# [Material]
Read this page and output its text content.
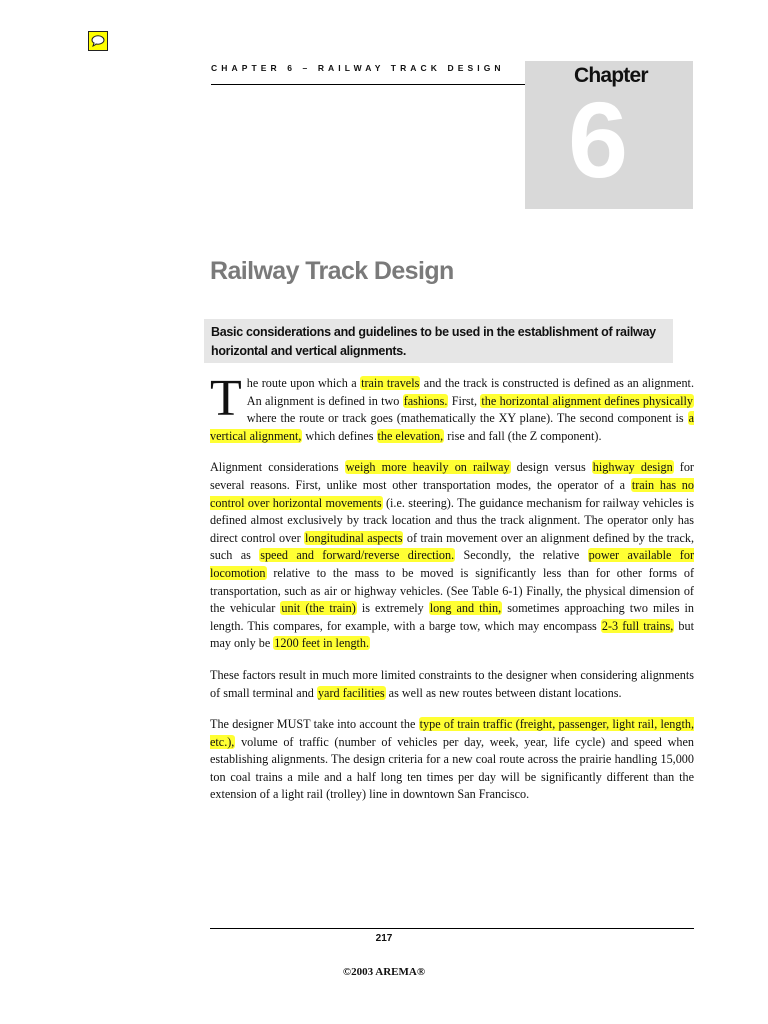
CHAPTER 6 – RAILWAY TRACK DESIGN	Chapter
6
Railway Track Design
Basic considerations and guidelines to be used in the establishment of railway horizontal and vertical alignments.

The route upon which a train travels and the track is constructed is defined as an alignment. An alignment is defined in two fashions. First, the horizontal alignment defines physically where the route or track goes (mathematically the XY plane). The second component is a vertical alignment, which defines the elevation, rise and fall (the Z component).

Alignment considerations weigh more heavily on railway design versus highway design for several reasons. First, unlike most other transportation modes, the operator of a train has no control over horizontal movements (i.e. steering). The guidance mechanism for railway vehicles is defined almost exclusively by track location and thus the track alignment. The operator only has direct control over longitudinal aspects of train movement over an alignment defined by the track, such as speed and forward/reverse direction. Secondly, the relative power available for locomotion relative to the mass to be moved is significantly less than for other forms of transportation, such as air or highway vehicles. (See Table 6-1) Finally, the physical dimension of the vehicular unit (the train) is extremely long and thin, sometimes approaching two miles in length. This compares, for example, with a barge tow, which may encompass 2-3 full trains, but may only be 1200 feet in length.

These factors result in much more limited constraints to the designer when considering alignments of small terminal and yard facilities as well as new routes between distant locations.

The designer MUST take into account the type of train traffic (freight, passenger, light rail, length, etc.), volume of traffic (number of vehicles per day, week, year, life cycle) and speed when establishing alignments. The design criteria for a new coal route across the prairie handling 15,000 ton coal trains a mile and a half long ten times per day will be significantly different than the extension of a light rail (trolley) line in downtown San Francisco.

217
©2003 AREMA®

# [Given instruction]
List all lines above in which the string "when" appears.

# [Solution to the exercise]
These factors result in much more limited constraints to the designer when considering alignments of small terminal and yard facilities as well as new routes between distant locations.
The designer MUST take into account the type of train traffic (freight, passenger, light rail, length, etc.), volume of traffic (number of vehicles per day, week, year, life cycle) and speed when establishing alignments. The design criteria for a new coal route across the prairie handling 15,000 ton coal trains a mile and a half long ten times per day will be significantly different than the extension of a light rail (trolley) line in downtown San Francisco.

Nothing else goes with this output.